[Data records]
[START]

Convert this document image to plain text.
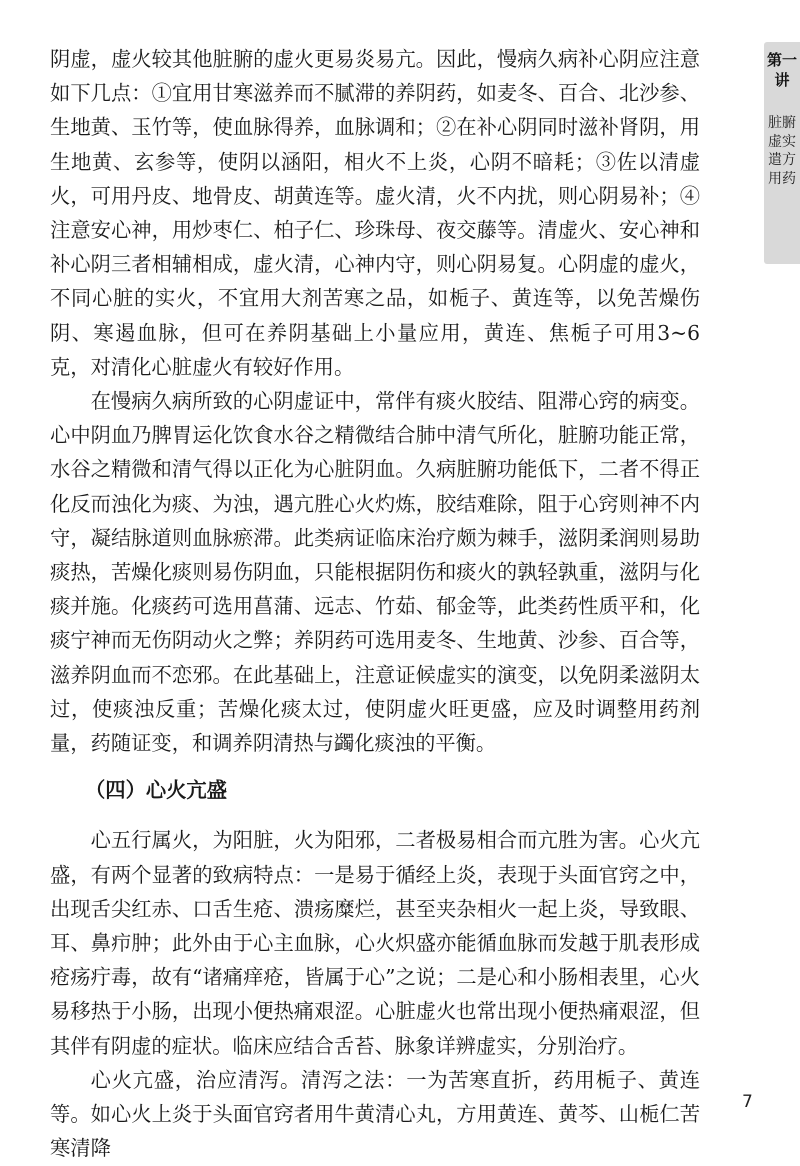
阴虚，虚火较其他脏腑的虚火更易炎易亢。因此，慢病久病补心阴应注意如下几点：①宜用甘寒滋养而不腻滞的养阴药，如麦冬、百合、北沙参、生地黄、玉竹等，使血脉得养，血脉调和；②在补心阴同时滋补肾阴，用生地黄、玄参等，使阴以涵阳，相火不上炎，心阴不暗耗；③佐以清虚火，可用丹皮、地骨皮、胡黄连等。虚火清，火不内扰，则心阴易补；④注意安心神，用炒枣仁、柏子仁、珍珠母、夜交藤等。清虚火、安心神和补心阴三者相辅相成，虚火清，心神内守，则心阴易复。心阴虚的虚火，不同心脏的实火，不宜用大剂苦寒之品，如栀子、黄连等，以免苦燥伤阴、寒遏血脉，但可在养阴基础上小量应用，黄连、焦栀子可用3~6克，对清化心脏虚火有较好作用。

在慢病久病所致的心阴虚证中，常伴有痰火胶结、阻滞心窍的病变。心中阴血乃脾胃运化饮食水谷之精微结合肺中清气所化，脏腑功能正常，水谷之精微和清气得以正化为心脏阴血。久病脏腑功能低下，二者不得正化反而浊化为痰、为浊，遇亢胜心火灼炼，胶结难除，阻于心窍则神不内守，凝结脉道则血脉瘀滞。此类病证临床治疗颇为棘手，滋阴柔润则易助痰热，苦燥化痰则易伤阴血，只能根据阴伤和痰火的孰轻孰重，滋阴与化痰并施。化痰药可选用菖蒲、远志、竹茹、郁金等，此类药性质平和，化痰宁神而无伤阴动火之弊；养阴药可选用麦冬、生地黄、沙参、百合等，滋养阴血而不恋邪。在此基础上，注意证候虚实的演变，以免阴柔滋阴太过，使痰浊反重；苦燥化痰太过，使阴虚火旺更盛，应及时调整用药剂量，药随证变，和调养阴清热与蠲化痰浊的平衡。

（四）心火亢盛

心五行属火，为阳脏，火为阳邪，二者极易相合而亢胜为害。心火亢盛，有两个显著的致病特点：一是易于循经上炎，表现于头面官窍之中，出现舌尖红赤、口舌生疮、溃疡糜烂，甚至夹杂相火一起上炎，导致眼、耳、鼻疖肿；此外由于心主血脉，心火炽盛亦能循血脉而发越于肌表形成疮疡疔毒，故有“诸痛痒疮，皆属于心”之说；二是心和小肠相表里，心火易移热于小肠，出现小便热痛艰涩。心脏虚火也常出现小便热痛艰涩，但其伴有阴虚的症状。临床应结合舌苔、脉象详辨虚实，分别治疗。

心火亢盛，治应清泻。清泻之法：一为苦寒直折，药用栀子、黄连等。如心火上炎于头面官窍者用牛黄清心丸，方用黄连、黄芩、山栀仁苦寒清降

第一讲
脏腑虚实遣方用药
7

[END]

### PROBLEM REQUIREMENTS
Give back each entry exactly as it appears, with no pictures.

### REPLY
Convert this document image to plain text.
阴虚，虚火较其他脏腑的虚火更易炎易亢。因此，慢病久病补心阴应注意如下几点：①宜用甘寒滋养而不腻滞的养阴药，如麦冬、百合、北沙参、生地黄、玉竹等，使血脉得养，血脉调和；②在补心阴同时滋补肾阴，用生地黄、玄参等，使阴以涵阳，相火不上炎，心阴不暗耗；③佐以清虚火，可用丹皮、地骨皮、胡黄连等。虚火清，火不内扰，则心阴易补；④注意安心神，用炒枣仁、柏子仁、珍珠母、夜交藤等。清虚火、安心神和补心阴三者相辅相成，虚火清，心神内守，则心阴易复。心阴虚的虚火，不同心脏的实火，不宜用大剂苦寒之品，如栀子、黄连等，以免苦燥伤阴、寒遏血脉，但可在养阴基础上小量应用，黄连、焦栀子可用3~6克，对清化心脏虚火有较好作用。

在慢病久病所致的心阴虚证中，常伴有痰火胶结、阻滞心窍的病变。心中阴血乃脾胃运化饮食水谷之精微结合肺中清气所化，脏腑功能正常，水谷之精微和清气得以正化为心脏阴血。久病脏腑功能低下，二者不得正化反而浊化为痰、为浊，遇亢胜心火灼炼，胶结难除，阻于心窍则神不内守，凝结脉道则血脉瘀滞。此类病证临床治疗颇为棘手，滋阴柔润则易助痰热，苦燥化痰则易伤阴血，只能根据阴伤和痰火的孰轻孰重，滋阴与化痰并施。化痰药可选用菖蒲、远志、竹茹、郁金等，此类药性质平和，化痰宁神而无伤阴动火之弊；养阴药可选用麦冬、生地黄、沙参、百合等，滋养阴血而不恋邪。在此基础上，注意证候虚实的演变，以免阴柔滋阴太过，使痰浊反重；苦燥化痰太过，使阴虚火旺更盛，应及时调整用药剂量，药随证变，和调养阴清热与蠲化痰浊的平衡。

（四）心火亢盛

心五行属火，为阳脏，火为阳邪，二者极易相合而亢胜为害。心火亢盛，有两个显著的致病特点：一是易于循经上炎，表现于头面官窍之中，出现舌尖红赤、口舌生疮、溃疡糜烂，甚至夹杂相火一起上炎，导致眼、耳、鼻疖肿；此外由于心主血脉，心火炽盛亦能循血脉而发越于肌表形成疮疡疔毒，故有“诸痛痒疮，皆属于心”之说；二是心和小肠相表里，心火易移热于小肠，出现小便热痛艰涩。心脏虚火也常出现小便热痛艰涩，但其伴有阴虚的症状。临床应结合舌苔、脉象详辨虚实，分别治疗。

心火亢盛，治应清泻。清泻之法：一为苦寒直折，药用栀子、黄连等。如心火上炎于头面官窍者用牛黄清心丸，方用黄连、黄芩、山栀仁苦寒清降

第一讲
脏腑虚实遣方用药
7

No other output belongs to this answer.